» Extract provided:
Happy Valentine’s Day! Fiona Kenshole wants to be your Valentine. Her love letter to you: this fantastic interview!
Fiona Kenshole loves the midwifery of being an agent, from getting your debut published to doing the movie deal. At Transatlantic, they like to sell your book to publishers all over the world, so Fiona works with co-agents in 28 countries, selling worldwide rights. Before becoming an agent, she was a publisher in the UK where she worked with best-selling names including Michael Bond (Paddington Bear), P.L Travers (Mary Poppins) and the Laureate Michael Morpurgo. She was also the British editor for authors including Beverley Cleary, Lois Lowry, Richard Peck, Bruce Coville, Gary Paulsen and Cynthia Voigt, and was nominated for “Editor of the Year” at the British Book Awards. She was also the Vice President at Laika Inc. when their first three films were all Oscar nominated: The Boxtrolls, Coraline, and Paranorman. And she will be bringing all this experience and insight into kid lit and storytelling when she appears as a faculty member at this year’s SCBWI Los Angeles Writers Day, taking place on March 3rd.
Sarah Parker-Lee: How has working as an editor, filmmaker, and publisher influenced your approach as an agent, both on the client side and on the selling side?

» Dataset content:
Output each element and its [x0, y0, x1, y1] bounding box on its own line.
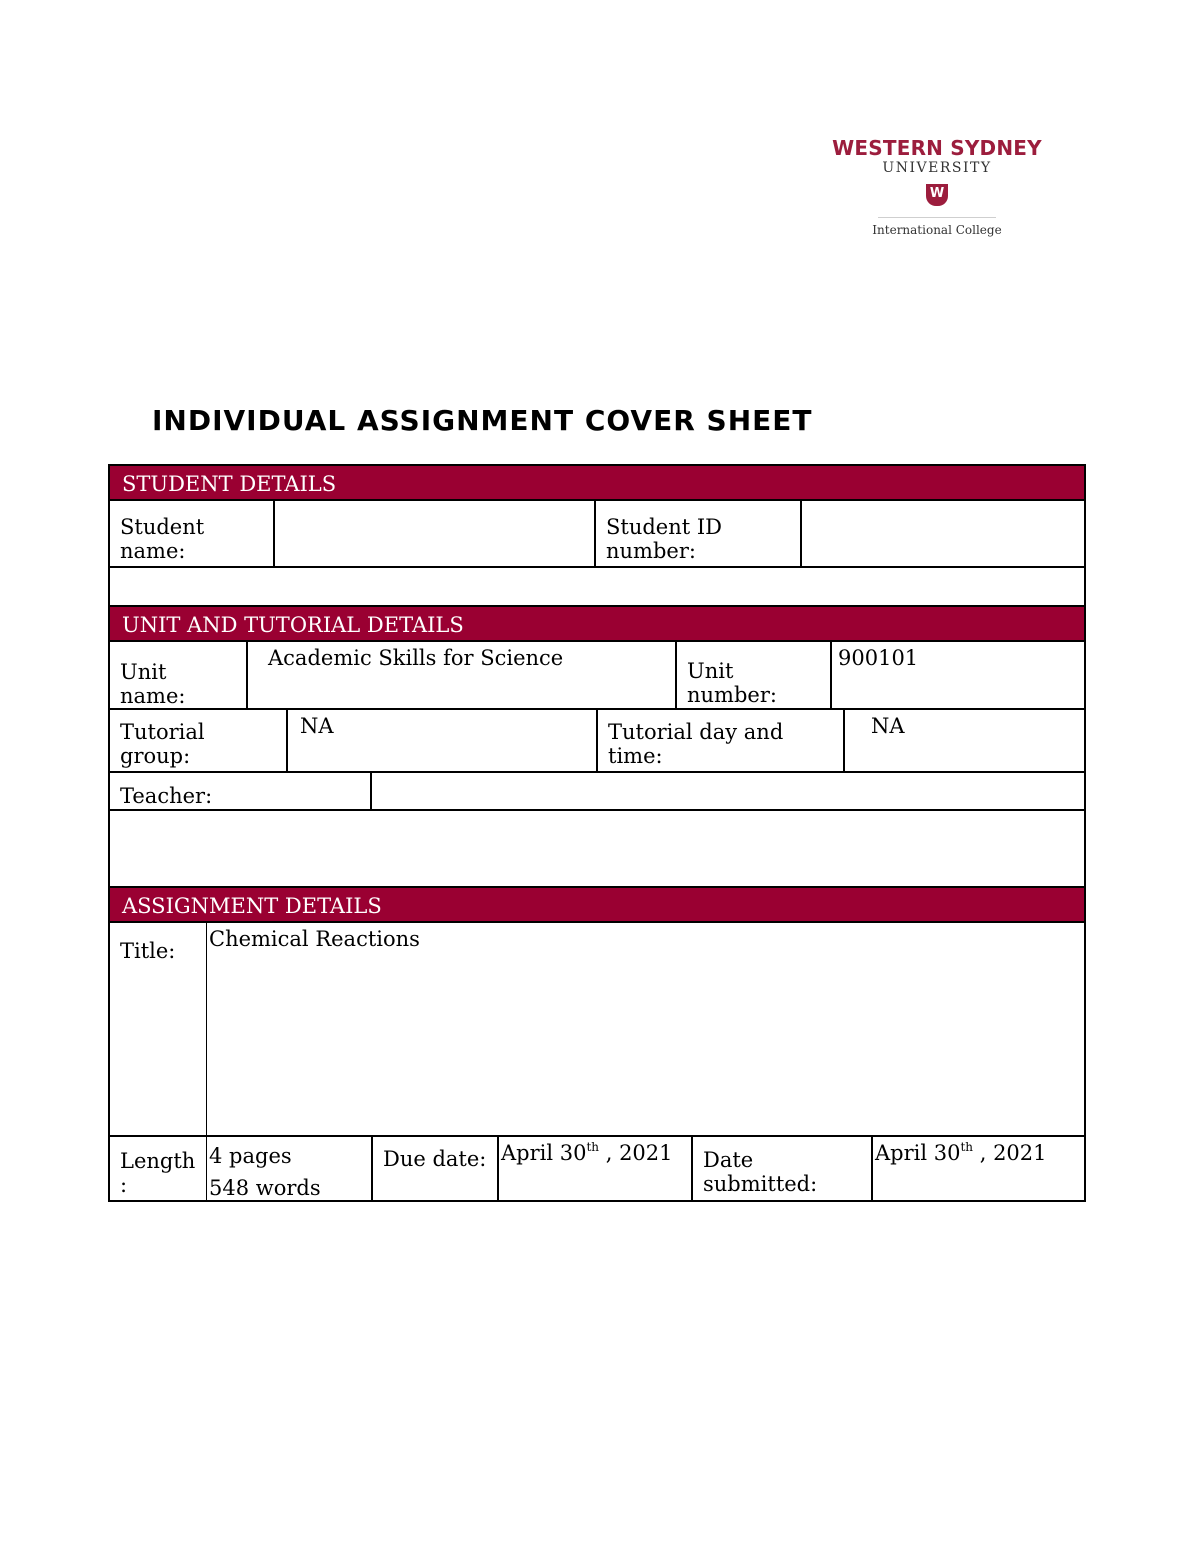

» Prompt 1:
Transcribe the Fiona Kenshole interview from "Sarah Parker-Lee: How" up to and including "the selling side?".
» Prompt 2:
According to the Fiona Kenshole interview, in how many countries does she work with co-agents?
The listing was taken from a different source than the Fiona Kenshole interview.

» Right answer 1:
Sarah Parker-Lee: How has working as an editor, filmmaker, and publisher influenced your approach as an agent, both on the client side and on the selling side?

» Right answer 2:
28 countries